### GOAL:
The entries are to be returned exactly, with images left out.

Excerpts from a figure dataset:
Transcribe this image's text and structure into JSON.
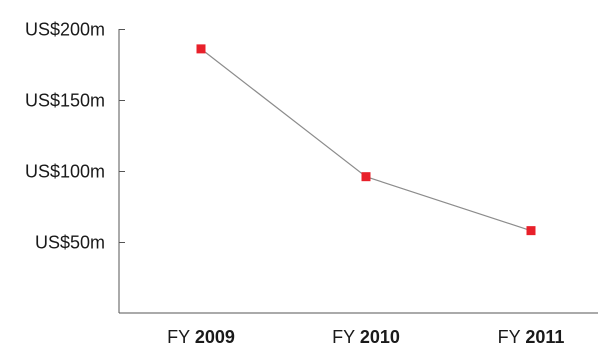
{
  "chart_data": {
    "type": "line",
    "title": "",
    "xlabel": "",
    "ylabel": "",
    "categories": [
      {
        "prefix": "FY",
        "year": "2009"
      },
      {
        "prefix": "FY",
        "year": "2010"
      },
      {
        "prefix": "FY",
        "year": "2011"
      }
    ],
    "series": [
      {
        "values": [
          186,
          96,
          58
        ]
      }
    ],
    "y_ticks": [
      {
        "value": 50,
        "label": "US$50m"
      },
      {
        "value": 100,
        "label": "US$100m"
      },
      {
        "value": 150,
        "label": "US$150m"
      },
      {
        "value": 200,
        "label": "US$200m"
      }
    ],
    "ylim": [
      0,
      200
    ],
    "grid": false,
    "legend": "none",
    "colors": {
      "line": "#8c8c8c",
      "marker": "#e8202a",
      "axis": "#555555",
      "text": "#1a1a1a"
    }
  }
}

### WORKED SOLUTION:
Transcribe this image's text and structure into JSON.
{
  "chart_data": {
    "type": "line",
    "title": "",
    "xlabel": "",
    "ylabel": "",
    "categories": [
      {
        "prefix": "FY",
        "year": "2009"
      },
      {
        "prefix": "FY",
        "year": "2010"
      },
      {
        "prefix": "FY",
        "year": "2011"
      }
    ],
    "series": [
      {
        "values": [
          186,
          96,
          58
        ]
      }
    ],
    "y_ticks": [
      {
        "value": 50,
        "label": "US$50m"
      },
      {
        "value": 100,
        "label": "US$100m"
      },
      {
        "value": 150,
        "label": "US$150m"
      },
      {
        "value": 200,
        "label": "US$200m"
      }
    ],
    "ylim": [
      0,
      200
    ],
    "grid": false,
    "legend": "none",
    "colors": {
      "line": "#8c8c8c",
      "marker": "#e8202a",
      "axis": "#555555",
      "text": "#1a1a1a"
    }
  }
}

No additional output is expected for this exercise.